= YOUR OBJECTIVE =
Narrow the data below down to the lines containing "JSON".

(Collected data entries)
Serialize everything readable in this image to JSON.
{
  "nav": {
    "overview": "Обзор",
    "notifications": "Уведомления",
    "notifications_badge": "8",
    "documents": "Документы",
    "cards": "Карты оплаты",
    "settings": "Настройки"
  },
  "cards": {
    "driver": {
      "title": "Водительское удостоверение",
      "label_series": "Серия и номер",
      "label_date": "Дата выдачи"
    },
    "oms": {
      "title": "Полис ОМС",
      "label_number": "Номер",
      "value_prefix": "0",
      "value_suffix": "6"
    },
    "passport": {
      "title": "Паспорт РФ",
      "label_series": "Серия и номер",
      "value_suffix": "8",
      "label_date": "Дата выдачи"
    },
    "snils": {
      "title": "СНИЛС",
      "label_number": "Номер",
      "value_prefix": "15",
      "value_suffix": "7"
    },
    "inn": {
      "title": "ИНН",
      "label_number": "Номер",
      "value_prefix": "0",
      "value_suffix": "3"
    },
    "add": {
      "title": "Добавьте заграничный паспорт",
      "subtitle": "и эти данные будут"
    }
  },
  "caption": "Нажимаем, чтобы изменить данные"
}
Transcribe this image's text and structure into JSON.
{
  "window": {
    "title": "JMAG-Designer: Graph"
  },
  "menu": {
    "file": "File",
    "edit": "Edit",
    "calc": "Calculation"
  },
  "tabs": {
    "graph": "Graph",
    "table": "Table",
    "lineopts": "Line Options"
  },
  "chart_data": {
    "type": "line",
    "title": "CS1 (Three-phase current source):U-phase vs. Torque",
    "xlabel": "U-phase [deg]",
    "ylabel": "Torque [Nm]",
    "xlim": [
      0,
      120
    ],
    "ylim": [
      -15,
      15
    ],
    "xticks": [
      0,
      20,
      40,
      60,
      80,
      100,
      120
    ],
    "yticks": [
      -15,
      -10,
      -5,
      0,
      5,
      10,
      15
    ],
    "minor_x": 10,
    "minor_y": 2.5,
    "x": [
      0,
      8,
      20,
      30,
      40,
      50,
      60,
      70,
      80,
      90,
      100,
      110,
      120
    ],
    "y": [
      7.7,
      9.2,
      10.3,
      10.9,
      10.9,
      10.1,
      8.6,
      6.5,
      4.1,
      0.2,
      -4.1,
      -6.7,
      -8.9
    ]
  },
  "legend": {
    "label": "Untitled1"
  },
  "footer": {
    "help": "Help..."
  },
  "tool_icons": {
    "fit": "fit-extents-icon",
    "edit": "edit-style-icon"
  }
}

==

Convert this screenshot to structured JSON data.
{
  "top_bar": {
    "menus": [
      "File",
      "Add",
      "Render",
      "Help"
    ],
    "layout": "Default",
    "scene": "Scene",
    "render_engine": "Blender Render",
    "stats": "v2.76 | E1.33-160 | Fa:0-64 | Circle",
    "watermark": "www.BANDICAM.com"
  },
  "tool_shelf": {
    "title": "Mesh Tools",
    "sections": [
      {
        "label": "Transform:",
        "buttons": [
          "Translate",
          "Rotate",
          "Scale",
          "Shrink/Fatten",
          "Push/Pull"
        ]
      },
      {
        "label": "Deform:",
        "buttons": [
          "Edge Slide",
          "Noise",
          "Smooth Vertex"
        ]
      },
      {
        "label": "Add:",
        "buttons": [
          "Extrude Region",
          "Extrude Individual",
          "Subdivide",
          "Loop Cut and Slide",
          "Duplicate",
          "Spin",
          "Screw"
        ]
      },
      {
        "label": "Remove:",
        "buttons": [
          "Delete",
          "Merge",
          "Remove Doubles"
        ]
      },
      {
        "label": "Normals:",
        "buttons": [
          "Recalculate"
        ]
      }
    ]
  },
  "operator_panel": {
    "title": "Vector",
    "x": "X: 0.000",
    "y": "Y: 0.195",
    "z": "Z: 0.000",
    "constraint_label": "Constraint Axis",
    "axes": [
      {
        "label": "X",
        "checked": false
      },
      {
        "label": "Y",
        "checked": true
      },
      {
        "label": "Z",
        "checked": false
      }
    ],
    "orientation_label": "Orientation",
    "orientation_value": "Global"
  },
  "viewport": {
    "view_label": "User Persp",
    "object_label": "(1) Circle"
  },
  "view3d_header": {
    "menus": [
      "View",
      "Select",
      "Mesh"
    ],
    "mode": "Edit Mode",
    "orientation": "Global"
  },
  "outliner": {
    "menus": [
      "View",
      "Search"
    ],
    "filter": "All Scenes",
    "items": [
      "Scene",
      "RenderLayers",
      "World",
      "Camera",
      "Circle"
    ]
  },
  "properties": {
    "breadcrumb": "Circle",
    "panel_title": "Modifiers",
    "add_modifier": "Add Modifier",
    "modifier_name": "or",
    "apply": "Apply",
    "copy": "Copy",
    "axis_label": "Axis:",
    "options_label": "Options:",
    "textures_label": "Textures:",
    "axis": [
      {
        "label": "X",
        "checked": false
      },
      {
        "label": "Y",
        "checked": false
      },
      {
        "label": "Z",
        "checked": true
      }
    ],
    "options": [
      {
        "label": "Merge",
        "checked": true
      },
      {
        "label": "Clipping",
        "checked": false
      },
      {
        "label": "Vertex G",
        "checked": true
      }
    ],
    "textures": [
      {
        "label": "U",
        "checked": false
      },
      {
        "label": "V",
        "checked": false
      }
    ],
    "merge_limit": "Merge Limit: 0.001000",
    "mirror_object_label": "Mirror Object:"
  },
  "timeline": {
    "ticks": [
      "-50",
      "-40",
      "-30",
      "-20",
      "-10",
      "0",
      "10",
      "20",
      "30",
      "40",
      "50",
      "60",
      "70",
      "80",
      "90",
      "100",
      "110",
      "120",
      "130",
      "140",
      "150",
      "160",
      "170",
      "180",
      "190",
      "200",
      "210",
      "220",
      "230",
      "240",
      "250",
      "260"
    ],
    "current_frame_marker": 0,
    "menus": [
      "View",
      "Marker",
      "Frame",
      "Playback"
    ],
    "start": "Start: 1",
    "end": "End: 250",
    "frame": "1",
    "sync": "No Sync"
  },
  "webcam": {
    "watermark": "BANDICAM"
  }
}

= RIGHT ANSWER =
Serialize everything readable in this image to JSON.
Transcribe this image's text and structure into JSON.
Convert this screenshot to structured JSON data.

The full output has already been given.